▸ **Goal**:
Write only the number of lines holding the string "title".

▸ **The data**:
◇ ◇ ◇ ◇ ◇ ◇ ◇

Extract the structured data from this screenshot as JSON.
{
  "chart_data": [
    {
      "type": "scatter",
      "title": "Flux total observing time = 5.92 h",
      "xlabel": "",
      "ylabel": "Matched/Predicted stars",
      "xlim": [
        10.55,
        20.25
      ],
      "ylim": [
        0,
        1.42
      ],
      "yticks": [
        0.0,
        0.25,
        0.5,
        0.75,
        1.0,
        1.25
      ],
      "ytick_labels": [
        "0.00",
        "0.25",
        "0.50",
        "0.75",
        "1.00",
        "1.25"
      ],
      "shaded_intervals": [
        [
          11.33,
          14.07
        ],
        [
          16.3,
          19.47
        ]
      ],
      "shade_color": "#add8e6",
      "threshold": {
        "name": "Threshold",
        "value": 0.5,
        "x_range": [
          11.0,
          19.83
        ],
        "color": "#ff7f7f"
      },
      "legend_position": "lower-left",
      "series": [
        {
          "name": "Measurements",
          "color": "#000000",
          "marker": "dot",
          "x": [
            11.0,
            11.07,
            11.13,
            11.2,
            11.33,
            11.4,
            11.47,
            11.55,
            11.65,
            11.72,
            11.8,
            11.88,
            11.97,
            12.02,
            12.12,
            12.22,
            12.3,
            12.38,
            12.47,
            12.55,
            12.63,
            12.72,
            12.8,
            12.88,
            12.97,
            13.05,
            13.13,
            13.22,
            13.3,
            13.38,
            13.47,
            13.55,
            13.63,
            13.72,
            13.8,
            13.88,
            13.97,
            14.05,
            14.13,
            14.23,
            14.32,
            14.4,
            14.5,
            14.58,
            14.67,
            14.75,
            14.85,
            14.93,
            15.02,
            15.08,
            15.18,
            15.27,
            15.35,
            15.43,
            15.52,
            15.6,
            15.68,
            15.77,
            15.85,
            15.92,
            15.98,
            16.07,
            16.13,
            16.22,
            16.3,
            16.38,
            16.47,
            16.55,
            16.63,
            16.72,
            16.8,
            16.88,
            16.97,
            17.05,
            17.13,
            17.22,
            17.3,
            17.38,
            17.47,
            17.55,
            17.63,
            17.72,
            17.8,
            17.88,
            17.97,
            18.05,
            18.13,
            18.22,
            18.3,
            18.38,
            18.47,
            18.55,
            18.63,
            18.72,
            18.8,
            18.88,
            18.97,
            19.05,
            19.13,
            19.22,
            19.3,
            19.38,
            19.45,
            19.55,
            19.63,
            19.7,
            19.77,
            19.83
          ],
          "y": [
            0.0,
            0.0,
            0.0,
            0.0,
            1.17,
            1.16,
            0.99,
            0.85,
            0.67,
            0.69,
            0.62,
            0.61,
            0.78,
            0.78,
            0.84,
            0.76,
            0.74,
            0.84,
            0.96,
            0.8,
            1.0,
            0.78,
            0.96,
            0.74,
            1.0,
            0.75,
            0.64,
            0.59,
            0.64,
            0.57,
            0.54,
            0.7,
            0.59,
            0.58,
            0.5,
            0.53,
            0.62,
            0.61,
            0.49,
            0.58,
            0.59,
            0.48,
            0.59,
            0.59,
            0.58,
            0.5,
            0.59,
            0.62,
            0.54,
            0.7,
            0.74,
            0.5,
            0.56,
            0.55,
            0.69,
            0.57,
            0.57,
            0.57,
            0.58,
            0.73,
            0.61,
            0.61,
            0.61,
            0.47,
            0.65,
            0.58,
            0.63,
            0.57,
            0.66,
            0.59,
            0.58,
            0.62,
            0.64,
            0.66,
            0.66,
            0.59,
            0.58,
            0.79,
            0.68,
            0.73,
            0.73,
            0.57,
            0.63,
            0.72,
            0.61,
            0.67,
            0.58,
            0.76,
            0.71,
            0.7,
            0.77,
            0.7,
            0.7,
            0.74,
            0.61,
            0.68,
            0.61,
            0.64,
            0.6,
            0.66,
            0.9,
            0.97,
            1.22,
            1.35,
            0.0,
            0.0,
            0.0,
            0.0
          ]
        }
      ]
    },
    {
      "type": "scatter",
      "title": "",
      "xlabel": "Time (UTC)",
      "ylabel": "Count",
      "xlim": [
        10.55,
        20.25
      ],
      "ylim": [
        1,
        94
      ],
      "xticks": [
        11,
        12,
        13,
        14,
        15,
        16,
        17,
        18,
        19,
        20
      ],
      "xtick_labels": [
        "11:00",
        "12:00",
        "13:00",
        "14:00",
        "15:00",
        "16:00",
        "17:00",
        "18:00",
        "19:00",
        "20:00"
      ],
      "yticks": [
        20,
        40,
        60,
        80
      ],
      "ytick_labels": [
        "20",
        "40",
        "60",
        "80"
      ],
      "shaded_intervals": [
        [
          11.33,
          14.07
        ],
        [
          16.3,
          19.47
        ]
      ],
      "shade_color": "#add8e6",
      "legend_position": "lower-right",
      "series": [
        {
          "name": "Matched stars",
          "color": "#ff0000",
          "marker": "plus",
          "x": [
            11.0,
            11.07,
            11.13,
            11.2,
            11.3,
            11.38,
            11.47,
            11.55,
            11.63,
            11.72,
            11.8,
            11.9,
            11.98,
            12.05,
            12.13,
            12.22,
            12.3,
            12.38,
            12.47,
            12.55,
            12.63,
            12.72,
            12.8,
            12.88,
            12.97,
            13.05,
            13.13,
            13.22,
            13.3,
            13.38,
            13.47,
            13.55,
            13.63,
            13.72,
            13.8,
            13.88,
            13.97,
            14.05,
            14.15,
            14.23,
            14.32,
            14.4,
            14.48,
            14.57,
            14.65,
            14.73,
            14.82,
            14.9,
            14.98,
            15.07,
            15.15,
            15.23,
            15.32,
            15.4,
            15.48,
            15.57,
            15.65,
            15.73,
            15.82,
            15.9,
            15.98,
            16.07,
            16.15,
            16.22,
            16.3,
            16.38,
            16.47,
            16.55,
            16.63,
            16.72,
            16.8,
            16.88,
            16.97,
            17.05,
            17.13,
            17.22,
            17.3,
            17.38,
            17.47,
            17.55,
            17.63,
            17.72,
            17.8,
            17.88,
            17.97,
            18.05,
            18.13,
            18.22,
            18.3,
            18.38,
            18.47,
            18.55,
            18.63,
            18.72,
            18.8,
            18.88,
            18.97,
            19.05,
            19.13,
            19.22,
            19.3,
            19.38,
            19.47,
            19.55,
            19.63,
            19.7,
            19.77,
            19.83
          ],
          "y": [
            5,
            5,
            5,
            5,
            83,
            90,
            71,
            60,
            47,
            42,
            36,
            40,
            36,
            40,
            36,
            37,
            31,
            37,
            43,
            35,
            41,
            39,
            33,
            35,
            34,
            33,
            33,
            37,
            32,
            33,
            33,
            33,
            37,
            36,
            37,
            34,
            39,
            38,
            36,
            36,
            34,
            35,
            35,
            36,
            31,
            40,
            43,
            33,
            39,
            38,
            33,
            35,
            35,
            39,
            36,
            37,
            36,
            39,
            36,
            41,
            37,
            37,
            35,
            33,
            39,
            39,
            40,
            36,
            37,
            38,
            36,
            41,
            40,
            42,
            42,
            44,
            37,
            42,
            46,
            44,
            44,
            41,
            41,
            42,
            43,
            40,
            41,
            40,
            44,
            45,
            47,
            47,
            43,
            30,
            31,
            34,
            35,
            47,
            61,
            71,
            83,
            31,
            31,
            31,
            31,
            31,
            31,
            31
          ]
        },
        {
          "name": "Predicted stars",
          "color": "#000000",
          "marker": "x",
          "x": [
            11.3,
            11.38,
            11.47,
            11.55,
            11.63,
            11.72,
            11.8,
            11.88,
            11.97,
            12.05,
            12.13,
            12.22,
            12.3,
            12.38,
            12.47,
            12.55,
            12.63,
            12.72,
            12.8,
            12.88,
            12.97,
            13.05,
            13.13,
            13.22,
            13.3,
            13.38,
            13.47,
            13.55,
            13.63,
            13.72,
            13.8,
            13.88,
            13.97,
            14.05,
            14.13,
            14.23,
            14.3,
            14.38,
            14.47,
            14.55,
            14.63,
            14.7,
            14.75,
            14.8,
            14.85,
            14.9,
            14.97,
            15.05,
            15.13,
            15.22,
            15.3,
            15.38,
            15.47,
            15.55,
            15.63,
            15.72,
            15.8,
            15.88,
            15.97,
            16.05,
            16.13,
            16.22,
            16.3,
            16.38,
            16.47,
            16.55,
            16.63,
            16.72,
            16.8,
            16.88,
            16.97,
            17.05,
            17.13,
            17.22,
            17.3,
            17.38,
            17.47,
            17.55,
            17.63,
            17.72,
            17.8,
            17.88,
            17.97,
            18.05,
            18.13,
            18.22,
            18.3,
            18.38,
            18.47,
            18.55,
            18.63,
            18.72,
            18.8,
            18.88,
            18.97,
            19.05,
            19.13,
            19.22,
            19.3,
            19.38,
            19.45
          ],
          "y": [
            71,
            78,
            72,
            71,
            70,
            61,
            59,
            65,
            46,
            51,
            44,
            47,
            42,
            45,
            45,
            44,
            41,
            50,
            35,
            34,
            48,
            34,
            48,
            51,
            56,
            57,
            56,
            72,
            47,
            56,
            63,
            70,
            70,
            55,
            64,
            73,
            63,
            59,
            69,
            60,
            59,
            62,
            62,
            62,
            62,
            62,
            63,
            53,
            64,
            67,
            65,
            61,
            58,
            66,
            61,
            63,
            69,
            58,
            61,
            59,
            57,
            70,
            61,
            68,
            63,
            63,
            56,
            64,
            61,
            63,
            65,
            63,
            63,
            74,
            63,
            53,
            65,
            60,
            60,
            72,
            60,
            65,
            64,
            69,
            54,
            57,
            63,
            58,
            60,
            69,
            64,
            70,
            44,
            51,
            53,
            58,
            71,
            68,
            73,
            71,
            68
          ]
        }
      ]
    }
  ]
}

◇ ◇ ◇ ◇ ◇ ◇ ◇

▸ **Reply to the exercise**:
2